◆ **SUPPLIED DATA**:
--- BEGIN ---

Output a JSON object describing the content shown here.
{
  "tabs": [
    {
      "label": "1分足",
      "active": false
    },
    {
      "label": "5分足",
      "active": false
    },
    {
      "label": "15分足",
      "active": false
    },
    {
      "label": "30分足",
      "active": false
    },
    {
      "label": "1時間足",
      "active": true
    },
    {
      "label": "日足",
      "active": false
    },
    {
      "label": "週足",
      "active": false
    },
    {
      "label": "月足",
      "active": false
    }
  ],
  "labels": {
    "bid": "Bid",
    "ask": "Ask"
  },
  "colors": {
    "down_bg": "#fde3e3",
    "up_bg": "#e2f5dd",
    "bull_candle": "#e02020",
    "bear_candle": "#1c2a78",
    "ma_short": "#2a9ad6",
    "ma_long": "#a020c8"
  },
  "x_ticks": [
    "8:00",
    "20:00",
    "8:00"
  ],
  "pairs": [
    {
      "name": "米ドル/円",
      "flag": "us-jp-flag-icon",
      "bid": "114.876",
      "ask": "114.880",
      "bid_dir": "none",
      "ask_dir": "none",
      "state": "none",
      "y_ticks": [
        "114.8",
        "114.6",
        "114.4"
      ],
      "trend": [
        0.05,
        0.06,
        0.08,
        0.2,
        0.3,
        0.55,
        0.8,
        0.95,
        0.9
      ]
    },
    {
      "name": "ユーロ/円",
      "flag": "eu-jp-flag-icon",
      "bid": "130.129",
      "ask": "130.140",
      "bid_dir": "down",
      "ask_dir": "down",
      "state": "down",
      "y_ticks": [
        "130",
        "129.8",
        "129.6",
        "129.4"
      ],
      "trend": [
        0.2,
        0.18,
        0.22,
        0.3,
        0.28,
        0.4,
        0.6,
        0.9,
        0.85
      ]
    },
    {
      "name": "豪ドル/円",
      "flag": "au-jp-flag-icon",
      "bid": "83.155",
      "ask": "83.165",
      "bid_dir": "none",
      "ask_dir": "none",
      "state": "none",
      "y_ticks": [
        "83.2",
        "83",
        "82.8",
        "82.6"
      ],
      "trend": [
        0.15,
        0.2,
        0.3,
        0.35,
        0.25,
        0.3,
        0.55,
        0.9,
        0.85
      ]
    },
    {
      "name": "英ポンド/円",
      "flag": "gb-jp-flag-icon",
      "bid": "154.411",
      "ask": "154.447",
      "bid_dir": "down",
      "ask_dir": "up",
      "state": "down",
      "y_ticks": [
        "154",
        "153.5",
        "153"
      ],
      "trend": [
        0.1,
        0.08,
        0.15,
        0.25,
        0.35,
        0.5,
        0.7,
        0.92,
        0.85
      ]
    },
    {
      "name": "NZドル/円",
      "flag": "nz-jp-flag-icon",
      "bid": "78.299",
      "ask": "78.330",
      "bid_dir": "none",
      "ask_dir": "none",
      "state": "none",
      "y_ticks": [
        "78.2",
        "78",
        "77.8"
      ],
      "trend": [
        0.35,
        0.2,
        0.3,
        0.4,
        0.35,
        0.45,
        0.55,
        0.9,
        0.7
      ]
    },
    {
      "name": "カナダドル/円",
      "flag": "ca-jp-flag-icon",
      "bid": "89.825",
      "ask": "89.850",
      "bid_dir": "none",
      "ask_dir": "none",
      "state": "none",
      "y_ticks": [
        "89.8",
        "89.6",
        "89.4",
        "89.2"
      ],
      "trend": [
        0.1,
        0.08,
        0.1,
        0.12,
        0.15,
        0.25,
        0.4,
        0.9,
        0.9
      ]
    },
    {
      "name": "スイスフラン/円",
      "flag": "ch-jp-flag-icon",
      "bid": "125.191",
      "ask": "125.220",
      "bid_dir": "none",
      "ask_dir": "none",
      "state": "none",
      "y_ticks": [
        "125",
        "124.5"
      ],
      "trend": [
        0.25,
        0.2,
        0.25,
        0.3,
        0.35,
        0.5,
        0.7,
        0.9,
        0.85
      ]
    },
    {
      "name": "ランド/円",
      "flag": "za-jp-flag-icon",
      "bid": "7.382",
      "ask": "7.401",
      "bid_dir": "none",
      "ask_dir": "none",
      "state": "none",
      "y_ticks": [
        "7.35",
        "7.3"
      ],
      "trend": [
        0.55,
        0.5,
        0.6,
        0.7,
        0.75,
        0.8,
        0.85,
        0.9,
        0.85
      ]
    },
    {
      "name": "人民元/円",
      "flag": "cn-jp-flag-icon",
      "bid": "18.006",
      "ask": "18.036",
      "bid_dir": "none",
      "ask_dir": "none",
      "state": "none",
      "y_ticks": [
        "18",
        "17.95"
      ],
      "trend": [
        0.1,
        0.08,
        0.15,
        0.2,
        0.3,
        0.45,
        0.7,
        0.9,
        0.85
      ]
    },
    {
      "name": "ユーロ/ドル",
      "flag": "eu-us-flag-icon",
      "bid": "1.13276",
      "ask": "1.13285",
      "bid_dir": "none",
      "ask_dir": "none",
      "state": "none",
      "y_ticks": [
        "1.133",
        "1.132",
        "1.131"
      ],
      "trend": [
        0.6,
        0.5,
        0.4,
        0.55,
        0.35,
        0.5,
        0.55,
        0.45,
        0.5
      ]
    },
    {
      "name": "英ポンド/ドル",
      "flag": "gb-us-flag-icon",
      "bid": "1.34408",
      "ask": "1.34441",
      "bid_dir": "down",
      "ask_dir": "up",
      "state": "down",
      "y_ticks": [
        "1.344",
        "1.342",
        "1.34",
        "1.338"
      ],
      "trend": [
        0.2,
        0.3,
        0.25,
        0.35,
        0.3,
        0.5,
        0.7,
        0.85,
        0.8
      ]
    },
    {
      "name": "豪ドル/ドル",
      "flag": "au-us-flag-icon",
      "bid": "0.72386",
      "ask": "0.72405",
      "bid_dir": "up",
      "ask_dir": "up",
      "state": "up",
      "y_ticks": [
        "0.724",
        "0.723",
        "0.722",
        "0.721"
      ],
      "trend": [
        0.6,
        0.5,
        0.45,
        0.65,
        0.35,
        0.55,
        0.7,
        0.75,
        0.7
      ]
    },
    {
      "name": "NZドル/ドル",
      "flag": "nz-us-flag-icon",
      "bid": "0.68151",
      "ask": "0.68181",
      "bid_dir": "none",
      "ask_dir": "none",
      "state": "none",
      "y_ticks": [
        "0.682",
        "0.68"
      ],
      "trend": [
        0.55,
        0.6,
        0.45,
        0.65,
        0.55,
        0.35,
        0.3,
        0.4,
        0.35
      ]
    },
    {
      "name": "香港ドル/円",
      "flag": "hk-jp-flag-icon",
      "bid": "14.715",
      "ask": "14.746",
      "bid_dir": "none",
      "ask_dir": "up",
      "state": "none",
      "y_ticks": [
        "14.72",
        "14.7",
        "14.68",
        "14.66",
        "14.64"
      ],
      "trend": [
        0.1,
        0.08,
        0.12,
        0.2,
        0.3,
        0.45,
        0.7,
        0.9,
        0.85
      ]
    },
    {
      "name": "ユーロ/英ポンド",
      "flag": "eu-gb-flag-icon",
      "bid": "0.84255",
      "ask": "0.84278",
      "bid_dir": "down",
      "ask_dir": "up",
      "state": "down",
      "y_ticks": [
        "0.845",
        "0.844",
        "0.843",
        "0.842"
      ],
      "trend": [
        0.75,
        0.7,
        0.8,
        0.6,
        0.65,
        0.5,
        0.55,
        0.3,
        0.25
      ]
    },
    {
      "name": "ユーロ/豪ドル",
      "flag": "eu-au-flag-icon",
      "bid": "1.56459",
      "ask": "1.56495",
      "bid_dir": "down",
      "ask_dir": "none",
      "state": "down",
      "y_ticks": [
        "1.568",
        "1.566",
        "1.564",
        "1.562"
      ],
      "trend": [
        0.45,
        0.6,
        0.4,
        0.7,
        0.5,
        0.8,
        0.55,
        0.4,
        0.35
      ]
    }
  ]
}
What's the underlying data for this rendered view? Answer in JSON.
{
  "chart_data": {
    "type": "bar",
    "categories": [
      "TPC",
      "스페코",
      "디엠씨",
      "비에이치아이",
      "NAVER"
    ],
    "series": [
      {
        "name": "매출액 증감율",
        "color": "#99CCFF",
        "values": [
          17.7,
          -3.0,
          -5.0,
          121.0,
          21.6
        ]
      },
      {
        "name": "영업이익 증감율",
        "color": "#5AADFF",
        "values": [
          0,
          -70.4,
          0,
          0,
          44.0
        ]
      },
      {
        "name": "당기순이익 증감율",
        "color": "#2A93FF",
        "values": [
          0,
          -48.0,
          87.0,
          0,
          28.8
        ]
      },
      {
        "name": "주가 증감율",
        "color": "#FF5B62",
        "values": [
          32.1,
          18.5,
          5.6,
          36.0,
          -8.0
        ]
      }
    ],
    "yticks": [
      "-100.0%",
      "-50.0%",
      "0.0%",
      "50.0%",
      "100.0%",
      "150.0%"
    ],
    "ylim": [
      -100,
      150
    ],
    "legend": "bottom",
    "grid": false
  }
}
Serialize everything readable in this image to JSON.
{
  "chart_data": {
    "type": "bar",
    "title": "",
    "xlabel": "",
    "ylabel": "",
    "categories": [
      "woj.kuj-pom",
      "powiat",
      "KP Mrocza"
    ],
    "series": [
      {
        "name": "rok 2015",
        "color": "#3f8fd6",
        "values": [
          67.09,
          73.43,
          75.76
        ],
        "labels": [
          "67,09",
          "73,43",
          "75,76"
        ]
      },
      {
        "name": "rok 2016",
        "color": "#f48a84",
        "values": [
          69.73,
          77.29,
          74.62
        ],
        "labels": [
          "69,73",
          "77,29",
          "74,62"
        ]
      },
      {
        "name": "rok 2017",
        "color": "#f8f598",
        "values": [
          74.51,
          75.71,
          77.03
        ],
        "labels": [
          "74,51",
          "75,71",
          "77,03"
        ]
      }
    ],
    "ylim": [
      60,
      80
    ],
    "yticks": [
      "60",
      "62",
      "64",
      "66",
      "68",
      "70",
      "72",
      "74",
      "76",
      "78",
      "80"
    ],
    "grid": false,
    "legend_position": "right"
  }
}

--- END ---

Quote only the lines from the line containing "Serialize everything readable" through the end of the listing, please, keeping both the first and the last line.

Serialize everything readable in this image to JSON.
{
  "chart_data": {
    "type": "bar",
    "title": "",
    "xlabel": "",
    "ylabel": "",
    "categories": [
      "woj.kuj-pom",
      "powiat",
      "KP Mrocza"
    ],
    "series": [
      {
        "name": "rok 2015",
        "color": "#3f8fd6",
        "values": [
          67.09,
          73.43,
          75.76
        ],
        "labels": [
          "67,09",
          "73,43",
          "75,76"
        ]
      },
      {
        "name": "rok 2016",
        "color": "#f48a84",
        "values": [
          69.73,
          77.29,
          74.62
        ],
        "labels": [
          "69,73",
          "77,29",
          "74,62"
        ]
      },
      {
        "name": "rok 2017",
        "color": "#f8f598",
        "values": [
          74.51,
          75.71,
          77.03
        ],
        "labels": [
          "74,51",
          "75,71",
          "77,03"
        ]
      }
    ],
    "ylim": [
      60,
      80
    ],
    "yticks": [
      "60",
      "62",
      "64",
      "66",
      "68",
      "70",
      "72",
      "74",
      "76",
      "78",
      "80"
    ],
    "grid": false,
    "legend_position": "right"
  }
}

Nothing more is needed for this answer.